Stored data entries
***
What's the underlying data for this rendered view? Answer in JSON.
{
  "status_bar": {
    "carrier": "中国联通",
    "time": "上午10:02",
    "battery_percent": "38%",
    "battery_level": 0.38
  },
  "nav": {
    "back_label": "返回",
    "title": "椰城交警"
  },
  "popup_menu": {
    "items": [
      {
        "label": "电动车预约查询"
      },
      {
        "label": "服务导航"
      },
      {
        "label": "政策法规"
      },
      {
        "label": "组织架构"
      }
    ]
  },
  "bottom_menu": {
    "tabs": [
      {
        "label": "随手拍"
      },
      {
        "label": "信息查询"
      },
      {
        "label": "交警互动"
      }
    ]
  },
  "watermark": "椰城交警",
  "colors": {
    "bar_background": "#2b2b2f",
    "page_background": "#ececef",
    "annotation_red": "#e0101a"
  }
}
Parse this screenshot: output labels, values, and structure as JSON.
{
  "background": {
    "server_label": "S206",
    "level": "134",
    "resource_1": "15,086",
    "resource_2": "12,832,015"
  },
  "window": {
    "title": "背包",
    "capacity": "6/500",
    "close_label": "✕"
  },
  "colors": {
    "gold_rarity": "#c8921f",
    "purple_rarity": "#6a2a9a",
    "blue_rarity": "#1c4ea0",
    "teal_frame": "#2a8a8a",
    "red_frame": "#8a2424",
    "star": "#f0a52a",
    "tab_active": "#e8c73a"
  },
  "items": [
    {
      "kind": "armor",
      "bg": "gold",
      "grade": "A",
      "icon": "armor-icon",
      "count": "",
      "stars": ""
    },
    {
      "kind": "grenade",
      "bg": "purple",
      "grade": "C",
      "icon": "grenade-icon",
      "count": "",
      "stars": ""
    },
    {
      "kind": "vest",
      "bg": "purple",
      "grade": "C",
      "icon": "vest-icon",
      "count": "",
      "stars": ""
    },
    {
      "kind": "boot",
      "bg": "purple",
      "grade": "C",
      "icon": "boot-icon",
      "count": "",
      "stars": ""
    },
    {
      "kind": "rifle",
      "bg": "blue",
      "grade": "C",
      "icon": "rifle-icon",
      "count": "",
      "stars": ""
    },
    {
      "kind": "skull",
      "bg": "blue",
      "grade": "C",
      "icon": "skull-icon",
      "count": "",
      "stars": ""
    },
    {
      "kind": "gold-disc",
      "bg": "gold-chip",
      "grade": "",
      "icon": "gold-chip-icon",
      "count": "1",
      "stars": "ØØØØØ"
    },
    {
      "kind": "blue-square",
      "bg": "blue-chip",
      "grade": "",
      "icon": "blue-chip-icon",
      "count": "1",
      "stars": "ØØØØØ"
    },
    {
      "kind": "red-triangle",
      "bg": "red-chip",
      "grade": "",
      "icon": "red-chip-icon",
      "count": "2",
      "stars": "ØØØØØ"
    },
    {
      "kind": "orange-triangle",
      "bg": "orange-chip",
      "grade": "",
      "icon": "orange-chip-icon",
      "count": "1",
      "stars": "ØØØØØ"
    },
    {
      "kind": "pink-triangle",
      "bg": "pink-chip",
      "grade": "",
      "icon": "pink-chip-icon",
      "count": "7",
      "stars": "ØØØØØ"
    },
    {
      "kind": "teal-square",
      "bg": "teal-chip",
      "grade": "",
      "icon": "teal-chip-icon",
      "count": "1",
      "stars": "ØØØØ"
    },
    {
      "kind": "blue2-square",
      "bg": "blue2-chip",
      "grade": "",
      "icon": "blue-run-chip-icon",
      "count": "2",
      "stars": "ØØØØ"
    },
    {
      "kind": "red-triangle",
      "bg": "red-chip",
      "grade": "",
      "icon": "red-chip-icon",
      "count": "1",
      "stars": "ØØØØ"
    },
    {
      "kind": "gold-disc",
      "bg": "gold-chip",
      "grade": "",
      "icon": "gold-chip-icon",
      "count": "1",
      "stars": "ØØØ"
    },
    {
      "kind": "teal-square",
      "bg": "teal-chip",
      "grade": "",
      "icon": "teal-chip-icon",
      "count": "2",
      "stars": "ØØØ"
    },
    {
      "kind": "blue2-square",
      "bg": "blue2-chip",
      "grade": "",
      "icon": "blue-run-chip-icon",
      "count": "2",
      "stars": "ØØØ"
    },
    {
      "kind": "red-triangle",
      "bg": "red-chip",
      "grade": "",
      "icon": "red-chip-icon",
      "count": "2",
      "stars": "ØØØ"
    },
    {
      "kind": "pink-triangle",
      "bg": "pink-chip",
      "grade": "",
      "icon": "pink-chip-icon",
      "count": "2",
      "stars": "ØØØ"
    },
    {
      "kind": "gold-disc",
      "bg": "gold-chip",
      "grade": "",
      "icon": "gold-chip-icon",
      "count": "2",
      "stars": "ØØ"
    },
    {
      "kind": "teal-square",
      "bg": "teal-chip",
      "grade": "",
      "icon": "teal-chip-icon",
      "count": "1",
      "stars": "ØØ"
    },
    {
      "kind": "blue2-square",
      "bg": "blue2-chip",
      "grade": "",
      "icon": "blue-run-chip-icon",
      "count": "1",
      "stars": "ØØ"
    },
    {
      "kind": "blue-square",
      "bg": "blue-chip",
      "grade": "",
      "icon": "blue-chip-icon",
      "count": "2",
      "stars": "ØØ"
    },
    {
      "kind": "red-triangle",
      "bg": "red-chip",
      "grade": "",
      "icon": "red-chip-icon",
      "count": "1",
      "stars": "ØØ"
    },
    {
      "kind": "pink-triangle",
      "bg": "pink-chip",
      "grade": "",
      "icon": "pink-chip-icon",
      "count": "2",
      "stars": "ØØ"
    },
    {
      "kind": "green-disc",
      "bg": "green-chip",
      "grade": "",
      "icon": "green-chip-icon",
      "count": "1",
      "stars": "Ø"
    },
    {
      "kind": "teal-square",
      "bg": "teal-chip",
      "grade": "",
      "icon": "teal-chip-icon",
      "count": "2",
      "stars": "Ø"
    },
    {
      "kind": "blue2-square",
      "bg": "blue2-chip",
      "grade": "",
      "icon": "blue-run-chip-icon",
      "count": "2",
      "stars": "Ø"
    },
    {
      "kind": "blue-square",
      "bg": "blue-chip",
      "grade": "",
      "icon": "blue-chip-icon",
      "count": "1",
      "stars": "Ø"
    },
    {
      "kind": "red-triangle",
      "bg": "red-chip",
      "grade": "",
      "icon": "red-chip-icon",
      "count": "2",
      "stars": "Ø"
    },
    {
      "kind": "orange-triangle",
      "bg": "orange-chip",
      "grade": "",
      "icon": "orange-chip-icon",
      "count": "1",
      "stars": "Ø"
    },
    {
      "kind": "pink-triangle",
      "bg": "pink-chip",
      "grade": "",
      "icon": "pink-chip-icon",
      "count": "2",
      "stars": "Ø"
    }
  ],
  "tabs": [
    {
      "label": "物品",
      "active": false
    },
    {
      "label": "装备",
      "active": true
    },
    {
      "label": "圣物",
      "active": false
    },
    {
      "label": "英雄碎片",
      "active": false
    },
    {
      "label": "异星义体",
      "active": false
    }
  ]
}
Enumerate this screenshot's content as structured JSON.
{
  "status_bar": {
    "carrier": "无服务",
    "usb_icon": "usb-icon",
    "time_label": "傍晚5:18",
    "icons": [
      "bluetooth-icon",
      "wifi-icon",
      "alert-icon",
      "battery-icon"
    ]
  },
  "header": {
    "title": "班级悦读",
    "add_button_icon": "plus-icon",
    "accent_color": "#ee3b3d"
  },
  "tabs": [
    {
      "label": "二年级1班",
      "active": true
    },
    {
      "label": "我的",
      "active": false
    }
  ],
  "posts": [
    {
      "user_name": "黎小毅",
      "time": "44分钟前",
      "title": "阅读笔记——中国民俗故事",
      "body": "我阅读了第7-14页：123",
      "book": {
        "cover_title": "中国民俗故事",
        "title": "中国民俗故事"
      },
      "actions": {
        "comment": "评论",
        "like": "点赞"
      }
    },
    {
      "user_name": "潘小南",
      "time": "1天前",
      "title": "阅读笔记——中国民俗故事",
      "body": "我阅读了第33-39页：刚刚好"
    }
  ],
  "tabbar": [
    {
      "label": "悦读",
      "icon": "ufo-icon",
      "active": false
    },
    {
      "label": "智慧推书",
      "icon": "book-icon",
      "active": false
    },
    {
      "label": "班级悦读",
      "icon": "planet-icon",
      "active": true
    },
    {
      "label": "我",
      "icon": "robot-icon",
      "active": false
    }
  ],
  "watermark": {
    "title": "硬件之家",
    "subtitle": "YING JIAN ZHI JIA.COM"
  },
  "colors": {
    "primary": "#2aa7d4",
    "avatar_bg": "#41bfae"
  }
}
***
## Required task
Go through the records and show every line with the string "JSON" in it.

## Output of the task
What's the underlying data for this rendered view? Answer in JSON.
Parse this screenshot: output labels, values, and structure as JSON.
Enumerate this screenshot's content as structured JSON.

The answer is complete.